EXERCISE DIRECTIONS:
Select the lines of the records containing the word "issue" and list them.

MATERIAL TO PROCESS:
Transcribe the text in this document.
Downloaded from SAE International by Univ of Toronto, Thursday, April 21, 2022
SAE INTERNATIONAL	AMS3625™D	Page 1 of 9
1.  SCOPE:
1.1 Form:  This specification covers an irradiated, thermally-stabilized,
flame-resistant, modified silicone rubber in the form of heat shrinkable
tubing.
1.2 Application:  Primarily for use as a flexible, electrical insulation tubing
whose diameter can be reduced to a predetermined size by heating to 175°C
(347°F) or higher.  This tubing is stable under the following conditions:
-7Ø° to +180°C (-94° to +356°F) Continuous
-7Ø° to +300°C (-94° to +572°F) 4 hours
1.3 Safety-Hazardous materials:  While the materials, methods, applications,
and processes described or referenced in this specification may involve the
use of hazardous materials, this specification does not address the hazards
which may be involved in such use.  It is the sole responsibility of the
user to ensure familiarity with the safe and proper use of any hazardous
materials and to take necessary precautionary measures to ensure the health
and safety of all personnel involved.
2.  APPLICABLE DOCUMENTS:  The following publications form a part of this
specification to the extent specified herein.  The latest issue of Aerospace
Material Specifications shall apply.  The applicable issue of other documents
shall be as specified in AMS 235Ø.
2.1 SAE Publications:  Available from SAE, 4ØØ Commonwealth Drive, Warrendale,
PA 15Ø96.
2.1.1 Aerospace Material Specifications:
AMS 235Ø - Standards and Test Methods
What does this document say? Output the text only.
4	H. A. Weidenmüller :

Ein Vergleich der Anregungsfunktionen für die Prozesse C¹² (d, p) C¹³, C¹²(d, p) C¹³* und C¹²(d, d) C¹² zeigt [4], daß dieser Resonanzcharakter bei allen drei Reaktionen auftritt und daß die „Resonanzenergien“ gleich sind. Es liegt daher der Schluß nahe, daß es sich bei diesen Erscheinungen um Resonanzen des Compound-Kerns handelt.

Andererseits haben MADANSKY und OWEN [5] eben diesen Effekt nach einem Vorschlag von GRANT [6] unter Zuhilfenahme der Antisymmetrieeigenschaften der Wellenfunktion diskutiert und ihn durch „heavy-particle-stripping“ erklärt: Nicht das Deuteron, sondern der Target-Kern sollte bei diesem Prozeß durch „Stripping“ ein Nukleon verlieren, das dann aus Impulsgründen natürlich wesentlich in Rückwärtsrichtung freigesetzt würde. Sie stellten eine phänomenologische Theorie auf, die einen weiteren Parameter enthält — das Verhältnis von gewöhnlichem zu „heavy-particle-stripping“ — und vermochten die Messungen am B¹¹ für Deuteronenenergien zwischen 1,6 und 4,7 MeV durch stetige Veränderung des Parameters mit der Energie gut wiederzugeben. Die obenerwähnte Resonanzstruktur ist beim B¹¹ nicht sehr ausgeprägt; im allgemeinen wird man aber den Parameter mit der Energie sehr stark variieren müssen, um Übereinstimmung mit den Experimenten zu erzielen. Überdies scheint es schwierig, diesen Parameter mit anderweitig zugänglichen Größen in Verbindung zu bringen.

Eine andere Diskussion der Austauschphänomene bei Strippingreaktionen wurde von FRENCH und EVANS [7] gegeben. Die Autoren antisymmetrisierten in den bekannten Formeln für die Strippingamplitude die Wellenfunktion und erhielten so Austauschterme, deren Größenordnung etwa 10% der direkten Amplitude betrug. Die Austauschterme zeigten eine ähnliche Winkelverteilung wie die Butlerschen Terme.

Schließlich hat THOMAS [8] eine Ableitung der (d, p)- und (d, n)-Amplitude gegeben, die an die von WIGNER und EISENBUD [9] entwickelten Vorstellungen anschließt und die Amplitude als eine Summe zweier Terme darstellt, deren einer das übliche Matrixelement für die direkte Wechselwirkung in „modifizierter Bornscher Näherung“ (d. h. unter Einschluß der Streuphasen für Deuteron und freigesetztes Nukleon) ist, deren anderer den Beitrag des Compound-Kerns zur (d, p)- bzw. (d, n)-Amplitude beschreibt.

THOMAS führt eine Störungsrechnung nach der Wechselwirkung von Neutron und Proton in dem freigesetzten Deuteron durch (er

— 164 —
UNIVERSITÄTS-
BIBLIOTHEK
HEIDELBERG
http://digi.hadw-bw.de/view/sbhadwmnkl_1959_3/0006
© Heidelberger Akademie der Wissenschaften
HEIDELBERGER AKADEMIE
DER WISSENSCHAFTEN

SOLVED PROBLEM:
specification to the extent specified herein.  The latest issue of Aerospace
Material Specifications shall apply.  The applicable issue of other documents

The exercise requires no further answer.